• [SHORT PROBLEM] Copy every line of the records below that holds the word "Công".

• [RECORDED INFORMATION]
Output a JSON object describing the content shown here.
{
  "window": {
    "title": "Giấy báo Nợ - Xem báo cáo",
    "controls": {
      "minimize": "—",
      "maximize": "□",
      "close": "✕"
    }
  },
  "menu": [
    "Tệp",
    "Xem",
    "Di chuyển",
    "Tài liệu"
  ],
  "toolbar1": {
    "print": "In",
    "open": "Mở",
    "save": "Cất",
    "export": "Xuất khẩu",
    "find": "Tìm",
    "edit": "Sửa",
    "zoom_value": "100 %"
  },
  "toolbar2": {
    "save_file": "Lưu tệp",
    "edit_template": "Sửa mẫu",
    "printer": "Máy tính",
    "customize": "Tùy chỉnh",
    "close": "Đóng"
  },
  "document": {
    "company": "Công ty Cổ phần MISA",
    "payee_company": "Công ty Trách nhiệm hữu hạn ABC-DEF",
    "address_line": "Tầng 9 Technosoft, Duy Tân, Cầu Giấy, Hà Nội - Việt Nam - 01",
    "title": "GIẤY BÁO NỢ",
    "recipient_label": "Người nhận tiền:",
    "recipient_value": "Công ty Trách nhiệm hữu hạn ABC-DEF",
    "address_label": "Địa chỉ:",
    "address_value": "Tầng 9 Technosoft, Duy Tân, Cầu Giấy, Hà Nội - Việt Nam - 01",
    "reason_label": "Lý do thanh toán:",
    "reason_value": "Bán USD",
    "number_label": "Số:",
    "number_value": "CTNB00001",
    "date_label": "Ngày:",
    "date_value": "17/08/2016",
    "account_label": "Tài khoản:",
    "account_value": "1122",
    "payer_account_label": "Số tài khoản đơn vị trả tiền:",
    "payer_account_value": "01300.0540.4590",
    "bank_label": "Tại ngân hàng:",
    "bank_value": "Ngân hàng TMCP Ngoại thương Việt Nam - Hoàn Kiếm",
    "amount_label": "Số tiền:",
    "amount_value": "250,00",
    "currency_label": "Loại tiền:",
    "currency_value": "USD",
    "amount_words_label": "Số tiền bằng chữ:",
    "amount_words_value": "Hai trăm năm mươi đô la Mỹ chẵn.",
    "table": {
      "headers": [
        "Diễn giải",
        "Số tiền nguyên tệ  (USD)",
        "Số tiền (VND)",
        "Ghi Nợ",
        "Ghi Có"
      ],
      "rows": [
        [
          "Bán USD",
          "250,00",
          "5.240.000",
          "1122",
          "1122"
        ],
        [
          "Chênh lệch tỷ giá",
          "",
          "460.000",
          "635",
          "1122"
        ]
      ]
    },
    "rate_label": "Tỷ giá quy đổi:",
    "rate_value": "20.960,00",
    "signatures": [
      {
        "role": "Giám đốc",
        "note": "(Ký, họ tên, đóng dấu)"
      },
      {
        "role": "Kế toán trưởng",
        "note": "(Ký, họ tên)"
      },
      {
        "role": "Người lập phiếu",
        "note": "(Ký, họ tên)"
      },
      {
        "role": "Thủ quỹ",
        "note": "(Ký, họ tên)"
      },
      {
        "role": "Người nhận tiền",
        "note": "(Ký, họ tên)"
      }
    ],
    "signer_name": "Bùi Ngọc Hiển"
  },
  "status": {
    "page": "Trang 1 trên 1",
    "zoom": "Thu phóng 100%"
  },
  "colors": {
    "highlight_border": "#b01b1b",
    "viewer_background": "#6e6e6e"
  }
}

• [COMPLETE OUTPUT]
    "company": "Công ty Cổ phần MISA",
    "payee_company": "Công ty Trách nhiệm hữu hạn ABC-DEF",
    "recipient_value": "Công ty Trách nhiệm hữu hạn ABC-DEF",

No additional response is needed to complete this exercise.